• Problem description
The answer is one number: how many lines hold the string "民政局办理了离婚登记".

— START Stored rows —

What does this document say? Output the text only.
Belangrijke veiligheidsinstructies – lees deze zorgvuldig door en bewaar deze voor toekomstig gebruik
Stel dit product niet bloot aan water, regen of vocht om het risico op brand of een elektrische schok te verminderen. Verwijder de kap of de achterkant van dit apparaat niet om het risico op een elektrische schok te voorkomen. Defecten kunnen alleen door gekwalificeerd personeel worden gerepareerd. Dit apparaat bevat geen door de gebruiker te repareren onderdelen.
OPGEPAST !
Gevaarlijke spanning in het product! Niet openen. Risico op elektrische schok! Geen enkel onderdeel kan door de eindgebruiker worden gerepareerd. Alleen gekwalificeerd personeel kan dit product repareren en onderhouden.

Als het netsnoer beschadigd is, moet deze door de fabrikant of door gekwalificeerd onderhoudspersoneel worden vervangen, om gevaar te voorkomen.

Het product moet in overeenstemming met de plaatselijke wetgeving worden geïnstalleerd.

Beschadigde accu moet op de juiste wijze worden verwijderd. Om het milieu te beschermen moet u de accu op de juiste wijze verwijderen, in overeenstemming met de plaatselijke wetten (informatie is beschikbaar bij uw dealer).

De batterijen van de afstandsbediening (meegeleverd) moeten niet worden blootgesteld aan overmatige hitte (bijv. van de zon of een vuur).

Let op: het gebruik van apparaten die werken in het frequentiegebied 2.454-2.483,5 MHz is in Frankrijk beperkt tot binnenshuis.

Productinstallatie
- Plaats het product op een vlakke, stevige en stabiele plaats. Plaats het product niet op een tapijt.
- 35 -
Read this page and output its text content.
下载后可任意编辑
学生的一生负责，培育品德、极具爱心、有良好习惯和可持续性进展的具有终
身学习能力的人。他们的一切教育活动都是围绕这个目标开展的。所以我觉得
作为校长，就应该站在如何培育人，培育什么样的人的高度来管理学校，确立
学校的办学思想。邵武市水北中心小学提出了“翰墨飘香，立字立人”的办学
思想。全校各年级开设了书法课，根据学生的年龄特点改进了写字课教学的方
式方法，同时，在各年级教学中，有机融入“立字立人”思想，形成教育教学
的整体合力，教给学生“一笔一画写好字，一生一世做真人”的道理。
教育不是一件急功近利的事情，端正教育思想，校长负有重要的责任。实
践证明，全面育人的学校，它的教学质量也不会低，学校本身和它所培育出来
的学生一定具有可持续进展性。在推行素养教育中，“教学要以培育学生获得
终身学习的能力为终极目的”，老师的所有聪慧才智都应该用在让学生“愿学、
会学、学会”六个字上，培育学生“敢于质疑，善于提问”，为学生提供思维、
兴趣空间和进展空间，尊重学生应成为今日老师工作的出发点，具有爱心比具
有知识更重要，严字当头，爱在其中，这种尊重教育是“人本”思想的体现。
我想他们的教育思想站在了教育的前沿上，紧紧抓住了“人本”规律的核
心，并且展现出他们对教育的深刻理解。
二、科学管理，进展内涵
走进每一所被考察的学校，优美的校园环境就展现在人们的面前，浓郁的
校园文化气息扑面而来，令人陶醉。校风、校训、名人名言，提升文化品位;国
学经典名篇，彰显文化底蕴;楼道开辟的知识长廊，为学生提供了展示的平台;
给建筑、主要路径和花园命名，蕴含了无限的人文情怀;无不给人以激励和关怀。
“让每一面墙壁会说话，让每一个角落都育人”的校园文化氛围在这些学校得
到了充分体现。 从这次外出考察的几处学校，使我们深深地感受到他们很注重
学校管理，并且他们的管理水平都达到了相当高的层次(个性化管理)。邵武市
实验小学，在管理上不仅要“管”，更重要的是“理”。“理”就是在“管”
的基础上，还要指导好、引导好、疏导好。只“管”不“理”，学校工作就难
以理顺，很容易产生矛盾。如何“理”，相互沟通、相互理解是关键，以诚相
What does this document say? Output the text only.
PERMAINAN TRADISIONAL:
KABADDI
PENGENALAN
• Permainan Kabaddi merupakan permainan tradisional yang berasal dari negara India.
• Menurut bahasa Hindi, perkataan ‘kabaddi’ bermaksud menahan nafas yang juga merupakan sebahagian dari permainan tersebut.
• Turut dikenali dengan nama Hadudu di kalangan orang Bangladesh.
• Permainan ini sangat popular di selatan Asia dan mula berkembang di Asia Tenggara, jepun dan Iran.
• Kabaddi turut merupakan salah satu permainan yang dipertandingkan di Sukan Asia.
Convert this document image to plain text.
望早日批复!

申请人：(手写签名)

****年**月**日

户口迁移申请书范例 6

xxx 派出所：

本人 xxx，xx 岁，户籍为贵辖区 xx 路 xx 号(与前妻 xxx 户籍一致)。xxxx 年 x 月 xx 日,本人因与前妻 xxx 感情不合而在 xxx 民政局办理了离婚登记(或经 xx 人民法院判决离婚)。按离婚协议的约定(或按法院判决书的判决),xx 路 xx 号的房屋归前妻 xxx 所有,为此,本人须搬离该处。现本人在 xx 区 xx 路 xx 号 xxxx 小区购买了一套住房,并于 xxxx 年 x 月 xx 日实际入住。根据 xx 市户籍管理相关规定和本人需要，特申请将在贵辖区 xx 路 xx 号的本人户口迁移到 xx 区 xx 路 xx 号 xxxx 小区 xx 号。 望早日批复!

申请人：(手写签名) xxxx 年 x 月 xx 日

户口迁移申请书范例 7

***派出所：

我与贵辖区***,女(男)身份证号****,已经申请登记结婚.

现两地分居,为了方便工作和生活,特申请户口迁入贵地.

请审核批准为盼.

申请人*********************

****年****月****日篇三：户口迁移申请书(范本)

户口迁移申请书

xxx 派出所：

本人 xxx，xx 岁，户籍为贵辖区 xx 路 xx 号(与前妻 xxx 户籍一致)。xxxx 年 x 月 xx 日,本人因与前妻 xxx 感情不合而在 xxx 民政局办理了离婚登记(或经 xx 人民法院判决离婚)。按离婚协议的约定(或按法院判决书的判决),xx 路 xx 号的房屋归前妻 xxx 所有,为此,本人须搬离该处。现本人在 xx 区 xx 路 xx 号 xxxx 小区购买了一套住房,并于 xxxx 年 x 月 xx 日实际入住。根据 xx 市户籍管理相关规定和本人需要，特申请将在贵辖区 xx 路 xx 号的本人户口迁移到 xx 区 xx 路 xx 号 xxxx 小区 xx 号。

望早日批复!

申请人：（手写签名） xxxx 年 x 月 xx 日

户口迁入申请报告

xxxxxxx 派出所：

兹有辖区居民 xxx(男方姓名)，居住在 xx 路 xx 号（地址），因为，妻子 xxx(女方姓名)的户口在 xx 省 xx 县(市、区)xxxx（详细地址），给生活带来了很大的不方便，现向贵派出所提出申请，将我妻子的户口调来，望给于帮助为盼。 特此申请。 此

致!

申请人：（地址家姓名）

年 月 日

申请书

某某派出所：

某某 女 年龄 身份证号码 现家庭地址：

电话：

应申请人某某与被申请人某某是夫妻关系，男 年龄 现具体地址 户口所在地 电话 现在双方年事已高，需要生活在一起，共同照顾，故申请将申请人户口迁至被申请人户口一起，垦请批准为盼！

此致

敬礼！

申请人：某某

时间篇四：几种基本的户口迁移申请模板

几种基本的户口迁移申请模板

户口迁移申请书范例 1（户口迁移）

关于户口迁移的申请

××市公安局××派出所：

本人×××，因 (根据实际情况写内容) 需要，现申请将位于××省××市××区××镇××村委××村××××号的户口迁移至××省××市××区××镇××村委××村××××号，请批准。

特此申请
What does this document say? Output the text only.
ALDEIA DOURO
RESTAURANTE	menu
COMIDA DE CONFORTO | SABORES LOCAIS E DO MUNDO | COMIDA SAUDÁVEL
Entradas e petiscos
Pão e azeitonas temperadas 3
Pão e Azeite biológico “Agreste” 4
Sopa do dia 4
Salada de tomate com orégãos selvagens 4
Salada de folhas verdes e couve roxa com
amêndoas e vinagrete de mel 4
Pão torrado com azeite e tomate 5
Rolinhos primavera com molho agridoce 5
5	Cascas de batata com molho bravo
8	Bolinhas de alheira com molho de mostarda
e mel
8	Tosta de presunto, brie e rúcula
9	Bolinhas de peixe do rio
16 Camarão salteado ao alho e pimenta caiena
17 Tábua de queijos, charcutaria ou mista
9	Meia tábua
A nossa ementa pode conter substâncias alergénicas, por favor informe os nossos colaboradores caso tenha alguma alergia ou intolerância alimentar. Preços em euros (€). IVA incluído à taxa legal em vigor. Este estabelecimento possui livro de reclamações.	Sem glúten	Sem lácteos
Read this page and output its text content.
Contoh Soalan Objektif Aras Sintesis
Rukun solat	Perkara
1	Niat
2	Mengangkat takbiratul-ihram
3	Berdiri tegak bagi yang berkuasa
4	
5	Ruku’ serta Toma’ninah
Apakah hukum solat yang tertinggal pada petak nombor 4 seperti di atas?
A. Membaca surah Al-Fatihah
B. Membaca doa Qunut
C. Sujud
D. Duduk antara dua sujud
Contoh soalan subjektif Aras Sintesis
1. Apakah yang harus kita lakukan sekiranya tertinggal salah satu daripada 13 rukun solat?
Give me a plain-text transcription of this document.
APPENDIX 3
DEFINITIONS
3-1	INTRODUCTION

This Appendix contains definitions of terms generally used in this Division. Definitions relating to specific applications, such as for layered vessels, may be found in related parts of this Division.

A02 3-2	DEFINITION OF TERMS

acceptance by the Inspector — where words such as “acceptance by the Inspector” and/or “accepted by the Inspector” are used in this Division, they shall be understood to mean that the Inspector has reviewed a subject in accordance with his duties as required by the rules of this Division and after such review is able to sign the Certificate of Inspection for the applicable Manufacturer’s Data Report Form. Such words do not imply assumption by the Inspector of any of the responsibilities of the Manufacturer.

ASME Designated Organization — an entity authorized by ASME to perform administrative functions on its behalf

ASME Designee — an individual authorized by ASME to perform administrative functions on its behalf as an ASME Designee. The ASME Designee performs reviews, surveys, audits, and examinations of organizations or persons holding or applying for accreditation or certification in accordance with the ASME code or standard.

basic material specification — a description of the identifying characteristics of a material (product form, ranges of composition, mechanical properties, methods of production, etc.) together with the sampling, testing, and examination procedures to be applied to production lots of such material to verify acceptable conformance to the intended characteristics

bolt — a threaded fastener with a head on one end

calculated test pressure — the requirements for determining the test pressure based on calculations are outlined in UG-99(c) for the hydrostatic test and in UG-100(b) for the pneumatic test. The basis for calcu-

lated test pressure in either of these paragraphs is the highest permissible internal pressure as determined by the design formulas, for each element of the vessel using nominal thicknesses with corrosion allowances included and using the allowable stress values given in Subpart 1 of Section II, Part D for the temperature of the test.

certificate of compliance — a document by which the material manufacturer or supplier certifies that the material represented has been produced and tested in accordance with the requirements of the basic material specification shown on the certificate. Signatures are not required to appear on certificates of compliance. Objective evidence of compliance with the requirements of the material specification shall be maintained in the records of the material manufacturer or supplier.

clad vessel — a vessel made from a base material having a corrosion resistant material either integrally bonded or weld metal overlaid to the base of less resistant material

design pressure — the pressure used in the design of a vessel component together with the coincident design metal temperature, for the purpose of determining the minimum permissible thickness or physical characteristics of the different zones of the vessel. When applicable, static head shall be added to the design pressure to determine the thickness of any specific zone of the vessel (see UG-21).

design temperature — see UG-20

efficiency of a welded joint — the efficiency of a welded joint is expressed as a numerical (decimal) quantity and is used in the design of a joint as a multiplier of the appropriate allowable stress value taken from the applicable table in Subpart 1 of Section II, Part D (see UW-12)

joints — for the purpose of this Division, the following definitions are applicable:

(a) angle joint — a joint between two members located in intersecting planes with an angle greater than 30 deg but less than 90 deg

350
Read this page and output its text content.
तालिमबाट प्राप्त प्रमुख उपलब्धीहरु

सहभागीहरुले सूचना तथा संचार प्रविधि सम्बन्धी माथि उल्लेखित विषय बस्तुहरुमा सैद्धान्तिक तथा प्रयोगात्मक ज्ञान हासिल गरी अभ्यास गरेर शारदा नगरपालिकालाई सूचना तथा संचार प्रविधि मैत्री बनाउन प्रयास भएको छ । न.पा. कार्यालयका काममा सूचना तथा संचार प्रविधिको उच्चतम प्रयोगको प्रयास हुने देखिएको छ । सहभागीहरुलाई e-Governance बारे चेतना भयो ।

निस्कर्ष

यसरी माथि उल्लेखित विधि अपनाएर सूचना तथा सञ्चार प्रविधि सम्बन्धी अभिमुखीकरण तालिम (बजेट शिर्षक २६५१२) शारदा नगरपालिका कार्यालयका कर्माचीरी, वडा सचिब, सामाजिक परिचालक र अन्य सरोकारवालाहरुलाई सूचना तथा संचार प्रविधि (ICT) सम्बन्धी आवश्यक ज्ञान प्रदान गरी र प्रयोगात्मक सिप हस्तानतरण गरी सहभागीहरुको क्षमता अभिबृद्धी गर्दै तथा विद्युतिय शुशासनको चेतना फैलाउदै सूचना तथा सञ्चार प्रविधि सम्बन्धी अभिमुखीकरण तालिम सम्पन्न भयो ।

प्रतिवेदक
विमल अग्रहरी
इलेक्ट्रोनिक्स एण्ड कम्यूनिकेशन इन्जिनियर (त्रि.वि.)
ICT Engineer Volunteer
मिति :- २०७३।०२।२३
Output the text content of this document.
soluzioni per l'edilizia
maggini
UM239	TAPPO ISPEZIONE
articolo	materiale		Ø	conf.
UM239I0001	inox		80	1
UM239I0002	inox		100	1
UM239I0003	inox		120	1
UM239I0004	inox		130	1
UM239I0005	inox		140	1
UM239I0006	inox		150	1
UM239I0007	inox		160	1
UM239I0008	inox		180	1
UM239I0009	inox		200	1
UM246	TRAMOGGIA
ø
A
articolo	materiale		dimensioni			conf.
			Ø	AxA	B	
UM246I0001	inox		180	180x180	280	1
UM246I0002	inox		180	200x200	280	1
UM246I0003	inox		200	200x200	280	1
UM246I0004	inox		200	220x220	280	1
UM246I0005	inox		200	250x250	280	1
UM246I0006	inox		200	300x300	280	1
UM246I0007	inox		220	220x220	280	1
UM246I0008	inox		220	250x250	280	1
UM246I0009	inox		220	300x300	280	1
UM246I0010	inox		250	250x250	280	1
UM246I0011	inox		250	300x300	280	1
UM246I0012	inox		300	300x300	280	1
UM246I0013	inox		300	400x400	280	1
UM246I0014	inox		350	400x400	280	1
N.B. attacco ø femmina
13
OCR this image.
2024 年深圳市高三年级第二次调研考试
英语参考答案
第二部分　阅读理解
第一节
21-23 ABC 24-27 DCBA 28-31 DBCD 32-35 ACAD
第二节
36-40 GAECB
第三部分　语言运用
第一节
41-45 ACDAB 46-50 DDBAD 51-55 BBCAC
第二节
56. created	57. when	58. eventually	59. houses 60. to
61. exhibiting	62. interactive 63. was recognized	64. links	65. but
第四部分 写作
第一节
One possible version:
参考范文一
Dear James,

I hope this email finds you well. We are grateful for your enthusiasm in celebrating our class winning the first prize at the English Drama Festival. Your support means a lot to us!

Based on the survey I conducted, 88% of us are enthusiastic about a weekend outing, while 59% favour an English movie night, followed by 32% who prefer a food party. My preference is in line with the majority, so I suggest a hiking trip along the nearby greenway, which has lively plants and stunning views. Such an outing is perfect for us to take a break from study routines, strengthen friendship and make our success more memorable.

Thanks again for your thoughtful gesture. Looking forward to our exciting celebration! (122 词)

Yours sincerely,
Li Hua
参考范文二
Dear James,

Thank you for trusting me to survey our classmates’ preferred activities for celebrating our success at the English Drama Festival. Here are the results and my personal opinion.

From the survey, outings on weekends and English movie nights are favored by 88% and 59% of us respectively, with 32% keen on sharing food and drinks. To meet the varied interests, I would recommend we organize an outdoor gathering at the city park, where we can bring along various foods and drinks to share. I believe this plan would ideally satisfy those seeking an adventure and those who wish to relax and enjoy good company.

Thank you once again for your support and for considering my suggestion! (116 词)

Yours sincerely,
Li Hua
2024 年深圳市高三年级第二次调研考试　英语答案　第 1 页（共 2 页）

— END Stored rows —

• Task solution
2